> Request
Search the records for the word "Everman" and pick out every line that has it.

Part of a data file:
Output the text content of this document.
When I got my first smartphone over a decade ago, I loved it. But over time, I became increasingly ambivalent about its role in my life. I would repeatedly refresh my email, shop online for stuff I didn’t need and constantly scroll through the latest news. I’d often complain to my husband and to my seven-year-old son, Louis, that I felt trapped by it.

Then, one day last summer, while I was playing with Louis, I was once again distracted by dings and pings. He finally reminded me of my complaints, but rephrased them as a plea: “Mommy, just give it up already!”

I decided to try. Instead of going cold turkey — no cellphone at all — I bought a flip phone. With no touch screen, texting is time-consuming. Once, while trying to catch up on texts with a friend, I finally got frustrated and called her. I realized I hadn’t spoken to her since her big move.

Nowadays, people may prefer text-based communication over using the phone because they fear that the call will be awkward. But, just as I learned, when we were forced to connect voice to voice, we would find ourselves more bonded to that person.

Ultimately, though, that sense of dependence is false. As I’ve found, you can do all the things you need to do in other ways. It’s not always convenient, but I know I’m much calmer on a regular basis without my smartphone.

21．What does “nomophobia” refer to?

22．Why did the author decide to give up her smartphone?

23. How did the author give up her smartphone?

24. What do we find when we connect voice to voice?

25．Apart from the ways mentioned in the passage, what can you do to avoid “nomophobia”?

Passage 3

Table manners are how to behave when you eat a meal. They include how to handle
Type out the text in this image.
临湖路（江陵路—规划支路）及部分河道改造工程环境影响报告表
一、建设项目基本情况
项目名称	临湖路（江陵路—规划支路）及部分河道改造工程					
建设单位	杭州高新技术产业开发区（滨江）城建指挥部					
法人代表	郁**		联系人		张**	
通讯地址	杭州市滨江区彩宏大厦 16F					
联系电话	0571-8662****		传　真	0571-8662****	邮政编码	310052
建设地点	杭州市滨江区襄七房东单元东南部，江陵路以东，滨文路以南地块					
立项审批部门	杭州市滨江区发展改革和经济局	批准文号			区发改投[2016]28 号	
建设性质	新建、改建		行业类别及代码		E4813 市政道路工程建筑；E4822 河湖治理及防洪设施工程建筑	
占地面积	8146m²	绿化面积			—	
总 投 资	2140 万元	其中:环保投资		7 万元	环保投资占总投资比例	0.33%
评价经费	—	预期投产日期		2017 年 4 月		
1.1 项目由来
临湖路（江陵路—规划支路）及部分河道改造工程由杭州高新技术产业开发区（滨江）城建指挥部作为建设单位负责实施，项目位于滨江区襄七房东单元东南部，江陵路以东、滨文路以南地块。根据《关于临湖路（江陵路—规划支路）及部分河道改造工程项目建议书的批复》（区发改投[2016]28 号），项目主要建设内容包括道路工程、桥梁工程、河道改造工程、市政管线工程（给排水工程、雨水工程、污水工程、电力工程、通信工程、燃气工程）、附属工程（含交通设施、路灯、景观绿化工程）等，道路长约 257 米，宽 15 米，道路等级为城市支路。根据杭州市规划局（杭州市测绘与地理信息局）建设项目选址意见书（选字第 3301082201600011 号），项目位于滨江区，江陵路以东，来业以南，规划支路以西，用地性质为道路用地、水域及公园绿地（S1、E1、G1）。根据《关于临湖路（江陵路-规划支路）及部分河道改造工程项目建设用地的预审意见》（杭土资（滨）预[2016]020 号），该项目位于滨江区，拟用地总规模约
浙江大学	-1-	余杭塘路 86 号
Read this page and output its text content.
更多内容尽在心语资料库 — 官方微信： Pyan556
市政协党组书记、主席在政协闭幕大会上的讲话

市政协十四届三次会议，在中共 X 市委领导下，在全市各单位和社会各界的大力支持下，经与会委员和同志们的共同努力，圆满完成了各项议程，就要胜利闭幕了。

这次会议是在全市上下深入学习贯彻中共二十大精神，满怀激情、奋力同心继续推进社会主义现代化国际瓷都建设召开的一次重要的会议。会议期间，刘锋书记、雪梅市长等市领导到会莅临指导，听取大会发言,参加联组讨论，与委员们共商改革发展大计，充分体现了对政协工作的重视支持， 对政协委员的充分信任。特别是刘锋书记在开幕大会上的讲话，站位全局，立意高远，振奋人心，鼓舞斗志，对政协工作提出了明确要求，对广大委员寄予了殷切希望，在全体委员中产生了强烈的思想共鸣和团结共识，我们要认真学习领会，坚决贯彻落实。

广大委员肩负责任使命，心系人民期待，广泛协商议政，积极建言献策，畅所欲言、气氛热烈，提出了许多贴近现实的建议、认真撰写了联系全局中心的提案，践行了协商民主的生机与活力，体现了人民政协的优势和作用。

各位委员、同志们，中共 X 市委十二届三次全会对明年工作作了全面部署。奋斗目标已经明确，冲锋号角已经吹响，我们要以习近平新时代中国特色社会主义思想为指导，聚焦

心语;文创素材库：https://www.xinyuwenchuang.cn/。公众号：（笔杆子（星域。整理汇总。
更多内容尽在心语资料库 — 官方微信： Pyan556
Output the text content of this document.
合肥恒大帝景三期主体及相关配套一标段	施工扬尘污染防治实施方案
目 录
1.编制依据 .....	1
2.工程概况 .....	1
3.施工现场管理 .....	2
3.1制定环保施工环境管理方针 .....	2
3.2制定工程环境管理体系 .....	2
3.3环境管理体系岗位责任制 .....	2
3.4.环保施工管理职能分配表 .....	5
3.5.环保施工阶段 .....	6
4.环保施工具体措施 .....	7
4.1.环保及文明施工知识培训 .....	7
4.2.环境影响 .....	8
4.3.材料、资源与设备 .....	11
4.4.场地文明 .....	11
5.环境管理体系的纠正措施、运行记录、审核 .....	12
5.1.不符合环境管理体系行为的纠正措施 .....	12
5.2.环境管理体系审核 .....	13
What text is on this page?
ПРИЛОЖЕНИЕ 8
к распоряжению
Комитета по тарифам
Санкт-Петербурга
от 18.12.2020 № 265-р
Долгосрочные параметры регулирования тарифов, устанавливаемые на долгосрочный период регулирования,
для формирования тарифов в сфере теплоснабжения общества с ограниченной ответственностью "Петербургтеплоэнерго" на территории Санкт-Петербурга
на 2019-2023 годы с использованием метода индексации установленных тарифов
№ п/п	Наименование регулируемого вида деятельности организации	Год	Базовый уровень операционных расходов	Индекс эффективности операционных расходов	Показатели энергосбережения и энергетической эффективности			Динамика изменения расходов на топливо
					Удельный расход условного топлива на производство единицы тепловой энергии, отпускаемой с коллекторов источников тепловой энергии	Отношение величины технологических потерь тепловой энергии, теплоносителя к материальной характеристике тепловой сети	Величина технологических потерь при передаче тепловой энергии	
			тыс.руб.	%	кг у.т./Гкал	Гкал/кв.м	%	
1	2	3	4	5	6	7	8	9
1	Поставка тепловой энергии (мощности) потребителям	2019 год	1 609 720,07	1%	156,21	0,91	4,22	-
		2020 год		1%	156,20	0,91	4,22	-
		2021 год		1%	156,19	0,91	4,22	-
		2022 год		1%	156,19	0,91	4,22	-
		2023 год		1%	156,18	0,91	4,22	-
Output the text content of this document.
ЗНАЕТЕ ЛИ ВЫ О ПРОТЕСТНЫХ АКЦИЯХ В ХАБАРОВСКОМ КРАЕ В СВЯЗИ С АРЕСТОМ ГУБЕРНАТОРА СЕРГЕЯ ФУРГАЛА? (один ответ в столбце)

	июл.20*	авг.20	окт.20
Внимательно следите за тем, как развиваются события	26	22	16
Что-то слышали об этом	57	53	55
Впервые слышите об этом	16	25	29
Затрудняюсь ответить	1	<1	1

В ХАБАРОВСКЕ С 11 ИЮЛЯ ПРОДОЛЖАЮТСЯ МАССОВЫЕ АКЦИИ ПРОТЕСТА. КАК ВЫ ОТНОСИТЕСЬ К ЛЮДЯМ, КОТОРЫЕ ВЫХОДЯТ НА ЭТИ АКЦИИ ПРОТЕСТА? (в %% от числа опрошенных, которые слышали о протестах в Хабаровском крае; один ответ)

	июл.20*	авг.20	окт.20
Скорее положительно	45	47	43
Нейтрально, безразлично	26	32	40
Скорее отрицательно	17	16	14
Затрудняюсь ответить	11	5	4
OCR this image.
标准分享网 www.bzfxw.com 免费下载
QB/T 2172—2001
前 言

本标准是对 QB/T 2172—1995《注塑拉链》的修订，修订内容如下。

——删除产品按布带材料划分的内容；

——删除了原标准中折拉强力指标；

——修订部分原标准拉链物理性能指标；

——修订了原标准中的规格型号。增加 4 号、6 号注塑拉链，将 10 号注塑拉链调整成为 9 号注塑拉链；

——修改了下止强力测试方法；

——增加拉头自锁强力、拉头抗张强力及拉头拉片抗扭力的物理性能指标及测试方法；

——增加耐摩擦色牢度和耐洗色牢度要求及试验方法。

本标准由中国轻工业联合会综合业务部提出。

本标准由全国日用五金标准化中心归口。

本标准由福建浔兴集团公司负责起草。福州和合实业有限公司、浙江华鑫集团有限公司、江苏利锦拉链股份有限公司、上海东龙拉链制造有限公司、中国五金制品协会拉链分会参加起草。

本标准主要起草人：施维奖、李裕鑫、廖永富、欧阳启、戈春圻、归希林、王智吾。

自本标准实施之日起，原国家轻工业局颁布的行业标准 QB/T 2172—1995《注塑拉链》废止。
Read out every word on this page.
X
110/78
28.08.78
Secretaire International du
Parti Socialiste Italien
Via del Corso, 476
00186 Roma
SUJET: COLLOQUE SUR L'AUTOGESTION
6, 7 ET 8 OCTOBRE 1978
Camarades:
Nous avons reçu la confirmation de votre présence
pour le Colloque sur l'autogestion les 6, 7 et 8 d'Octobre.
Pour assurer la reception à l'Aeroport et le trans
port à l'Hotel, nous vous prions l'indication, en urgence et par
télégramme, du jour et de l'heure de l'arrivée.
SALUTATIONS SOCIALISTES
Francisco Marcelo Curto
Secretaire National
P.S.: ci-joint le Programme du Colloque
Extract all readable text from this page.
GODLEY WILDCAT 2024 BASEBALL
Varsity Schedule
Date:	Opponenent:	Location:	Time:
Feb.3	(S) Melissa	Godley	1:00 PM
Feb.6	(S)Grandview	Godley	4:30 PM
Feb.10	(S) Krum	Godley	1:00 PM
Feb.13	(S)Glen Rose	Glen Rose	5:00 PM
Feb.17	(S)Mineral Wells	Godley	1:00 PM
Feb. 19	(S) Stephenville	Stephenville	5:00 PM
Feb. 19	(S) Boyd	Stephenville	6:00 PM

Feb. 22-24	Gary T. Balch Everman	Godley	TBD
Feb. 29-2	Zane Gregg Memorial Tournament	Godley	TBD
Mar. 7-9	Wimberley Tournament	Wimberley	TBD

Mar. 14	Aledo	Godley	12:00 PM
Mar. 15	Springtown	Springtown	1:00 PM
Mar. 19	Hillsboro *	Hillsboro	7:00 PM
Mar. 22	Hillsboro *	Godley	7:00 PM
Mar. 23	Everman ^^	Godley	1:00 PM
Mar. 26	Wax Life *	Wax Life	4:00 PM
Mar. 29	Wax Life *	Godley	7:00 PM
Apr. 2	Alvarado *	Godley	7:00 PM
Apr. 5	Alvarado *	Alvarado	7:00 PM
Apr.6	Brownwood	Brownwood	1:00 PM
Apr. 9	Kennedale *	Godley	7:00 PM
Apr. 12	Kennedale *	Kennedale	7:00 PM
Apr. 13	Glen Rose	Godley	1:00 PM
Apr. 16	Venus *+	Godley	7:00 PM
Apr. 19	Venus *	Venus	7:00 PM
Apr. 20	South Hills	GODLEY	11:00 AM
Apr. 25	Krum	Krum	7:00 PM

> Exercise solution
Feb. 22-24	Gary T. Balch Everman	Godley	TBD
Mar. 23	Everman ^^	Godley	1:00 PM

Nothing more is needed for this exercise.